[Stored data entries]
▬▬▬▬▬▬

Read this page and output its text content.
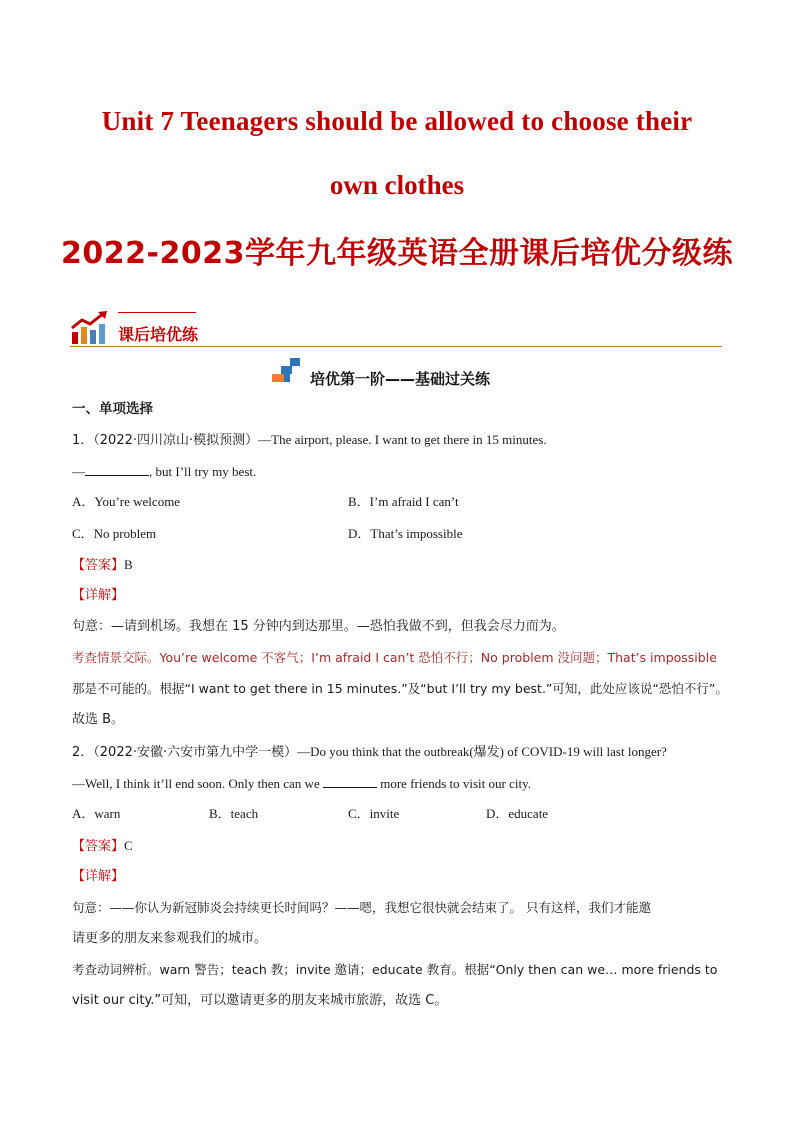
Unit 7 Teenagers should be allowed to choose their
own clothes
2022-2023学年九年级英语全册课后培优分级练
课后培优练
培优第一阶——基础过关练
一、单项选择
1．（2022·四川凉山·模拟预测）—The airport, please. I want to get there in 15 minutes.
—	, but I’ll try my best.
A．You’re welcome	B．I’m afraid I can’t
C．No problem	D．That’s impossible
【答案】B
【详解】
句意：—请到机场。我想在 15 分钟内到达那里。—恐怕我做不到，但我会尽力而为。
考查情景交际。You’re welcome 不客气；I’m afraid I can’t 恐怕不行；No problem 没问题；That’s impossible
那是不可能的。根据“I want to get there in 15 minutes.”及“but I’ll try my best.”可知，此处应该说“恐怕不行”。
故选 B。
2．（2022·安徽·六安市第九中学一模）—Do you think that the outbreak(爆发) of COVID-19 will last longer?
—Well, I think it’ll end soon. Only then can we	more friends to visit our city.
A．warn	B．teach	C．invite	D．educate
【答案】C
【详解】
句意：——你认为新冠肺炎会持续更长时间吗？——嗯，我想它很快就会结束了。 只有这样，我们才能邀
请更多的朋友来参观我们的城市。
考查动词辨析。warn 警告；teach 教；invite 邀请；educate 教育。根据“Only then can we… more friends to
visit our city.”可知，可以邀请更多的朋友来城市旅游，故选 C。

▬▬▬▬▬▬

→ **What is asked**:
Write out all the entries word for word, but skip any images.

→ **Answer to this exercise**:
Read this page and output its text content.
Unit 7 Teenagers should be allowed to choose their
own clothes
2022-2023学年九年级英语全册课后培优分级练
课后培优练
培优第一阶——基础过关练
一、单项选择
1．（2022·四川凉山·模拟预测）—The airport, please. I want to get there in 15 minutes.
—	, but I’ll try my best.
A．You’re welcome	B．I’m afraid I can’t
C．No problem	D．That’s impossible
【答案】B
【详解】
句意：—请到机场。我想在 15 分钟内到达那里。—恐怕我做不到，但我会尽力而为。
考查情景交际。You’re welcome 不客气；I’m afraid I can’t 恐怕不行；No problem 没问题；That’s impossible
那是不可能的。根据“I want to get there in 15 minutes.”及“but I’ll try my best.”可知，此处应该说“恐怕不行”。
故选 B。
2．（2022·安徽·六安市第九中学一模）—Do you think that the outbreak(爆发) of COVID-19 will last longer?
—Well, I think it’ll end soon. Only then can we	more friends to visit our city.
A．warn	B．teach	C．invite	D．educate
【答案】C
【详解】
句意：——你认为新冠肺炎会持续更长时间吗？——嗯，我想它很快就会结束了。 只有这样，我们才能邀
请更多的朋友来参观我们的城市。
考查动词辨析。warn 警告；teach 教；invite 邀请；educate 教育。根据“Only then can we… more friends to
visit our city.”可知，可以邀请更多的朋友来城市旅游，故选 C。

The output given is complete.